Page excerpt ->

Can't use library function in template

There are a bunch of utility functions which are common to many components, so I created a library for them, called utils.js, like this:

export default { 

     foo(){}
      
     bar(){}

}

I import this in my components, with import utils from 'src/utils.js'. Now in my component functions I can use these shared functions with e.g, let x = utils.foo(99). Works fine. But if I try to use something like {{utils.foo(99)}} in a template I get an error when I run it telling me ‘Property or method “utils” is not defined on the instance but referenced during render. Make sure to declare reactive data properties in the data option’.

It’s not a big deal as I can create a same name function within the component and simply proxy to the library function from there. I was just curious as to why I couldn’t use the library function directly, though, when I can within one of the component’s function.

Just importing at the “Javascript level” does not mean its immediately available on the template level.

You’d have to bind it to your components data properties

import utils from 'src/utils'
export default {
   data () {
    return {
       utils: utils // (utils being imported above)
    }
  }
}

Now you can access the variable utils inside your template. However, doing this will make Vue “walk” that object an attempt to “reactify it” putting getters and setters on things you just imported there (utils). This may or may not be fine, it all depends. For things like this, you most likely want to wrap those utility functions, with component methods that are also accessible within your template instead

2 Likes

Great explanation, thanks. What I’ve actually done now is to move the functions into mixins instead, and then I can simply use the mixins I require. I’ve not yet fully sorted out in my head what belongs in a mixin and what belongs in shared libraries with Vue, but I’m getting there.

I feel that the solutions which I found so far are a desperate option, from the chapter JUST TO MAKE IT WORK, somehow.

Work task 1 ->
In the forum thread, condense the paragraph that begins "Now you can access the variable utils" into a short bulleted list that keeps its main facts.
Work task 2 ->
According to the forum thread, why is wrapping the utility functions in component methods usually preferable to binding the utils object as a data property? Answer in one to three sentences.
Work task 3 ->
Reproduce the stretch of the forum thread from "It’s not a big" through "the template level." word for word.

Exercise data ->
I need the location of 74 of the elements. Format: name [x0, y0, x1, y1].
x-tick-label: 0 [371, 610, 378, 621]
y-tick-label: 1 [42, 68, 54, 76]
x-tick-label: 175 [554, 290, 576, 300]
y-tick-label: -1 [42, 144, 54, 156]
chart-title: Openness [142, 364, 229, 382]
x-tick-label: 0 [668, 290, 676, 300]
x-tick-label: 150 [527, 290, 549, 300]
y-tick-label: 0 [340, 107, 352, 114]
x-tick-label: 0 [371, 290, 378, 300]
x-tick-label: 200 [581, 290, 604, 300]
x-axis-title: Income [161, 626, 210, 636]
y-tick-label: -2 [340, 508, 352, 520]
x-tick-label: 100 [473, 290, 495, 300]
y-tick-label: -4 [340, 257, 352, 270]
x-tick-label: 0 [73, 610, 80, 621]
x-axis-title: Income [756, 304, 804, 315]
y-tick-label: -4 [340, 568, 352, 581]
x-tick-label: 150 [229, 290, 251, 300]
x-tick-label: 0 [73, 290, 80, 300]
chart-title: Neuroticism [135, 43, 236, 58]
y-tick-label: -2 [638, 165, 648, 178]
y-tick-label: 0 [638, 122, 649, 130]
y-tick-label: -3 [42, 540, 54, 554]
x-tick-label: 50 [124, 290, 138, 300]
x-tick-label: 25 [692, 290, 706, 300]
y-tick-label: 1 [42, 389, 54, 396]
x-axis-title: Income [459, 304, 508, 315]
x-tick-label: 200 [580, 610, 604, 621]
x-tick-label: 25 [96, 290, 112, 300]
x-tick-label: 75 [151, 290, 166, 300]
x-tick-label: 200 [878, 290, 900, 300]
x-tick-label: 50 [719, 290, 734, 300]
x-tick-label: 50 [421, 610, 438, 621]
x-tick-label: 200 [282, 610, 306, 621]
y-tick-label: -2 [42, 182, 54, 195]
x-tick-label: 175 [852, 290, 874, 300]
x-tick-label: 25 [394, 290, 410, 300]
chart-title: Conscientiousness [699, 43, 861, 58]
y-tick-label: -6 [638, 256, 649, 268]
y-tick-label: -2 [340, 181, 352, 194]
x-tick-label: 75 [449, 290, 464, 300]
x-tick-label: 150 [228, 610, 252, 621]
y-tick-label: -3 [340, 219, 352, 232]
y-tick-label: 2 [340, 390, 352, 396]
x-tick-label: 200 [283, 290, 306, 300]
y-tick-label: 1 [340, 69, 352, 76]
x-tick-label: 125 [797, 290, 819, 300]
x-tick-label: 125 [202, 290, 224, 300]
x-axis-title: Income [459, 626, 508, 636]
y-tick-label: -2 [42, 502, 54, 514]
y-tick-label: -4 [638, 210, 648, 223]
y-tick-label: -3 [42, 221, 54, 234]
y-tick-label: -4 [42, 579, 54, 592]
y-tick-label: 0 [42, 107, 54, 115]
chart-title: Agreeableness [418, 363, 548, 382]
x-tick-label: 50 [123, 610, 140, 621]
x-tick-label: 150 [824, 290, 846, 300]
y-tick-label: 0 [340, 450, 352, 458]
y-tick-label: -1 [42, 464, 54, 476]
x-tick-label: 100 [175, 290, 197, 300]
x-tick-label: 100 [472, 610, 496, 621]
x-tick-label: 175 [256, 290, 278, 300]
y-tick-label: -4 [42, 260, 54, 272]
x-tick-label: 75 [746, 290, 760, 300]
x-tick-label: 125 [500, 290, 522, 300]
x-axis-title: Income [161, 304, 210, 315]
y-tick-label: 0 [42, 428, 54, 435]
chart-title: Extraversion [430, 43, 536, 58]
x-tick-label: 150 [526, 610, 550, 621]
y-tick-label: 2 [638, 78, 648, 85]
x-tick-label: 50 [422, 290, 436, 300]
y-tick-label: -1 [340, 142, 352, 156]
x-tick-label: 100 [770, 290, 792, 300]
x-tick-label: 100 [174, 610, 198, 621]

Response 1 ->
- Once utils is bound as a data property, the template can access it.
- Vue then walks the object and tries to make it reactive by adding getters and setters to the imported utils.
- Whether that is acceptable depends on the situation.
- For utility functions like these, it is usually better to wrap them in component methods, which the template can also reach.

Response 2 ->
If utils is bound as a data property, Vue walks the object and tries to make it reactive by adding getters and setters to the imported functions. That may or may not be acceptable. Component methods are also accessible in the template, so wrapping the functions avoids that side effect.

Response 3 ->
It’s not a big deal as I can create a same name function within the component and simply proxy to the library function from there. I was just curious as to why I couldn’t use the library function directly, though, when I can within one of the component’s function.

Just importing at the “Javascript level” does not mean its immediately available on the template level.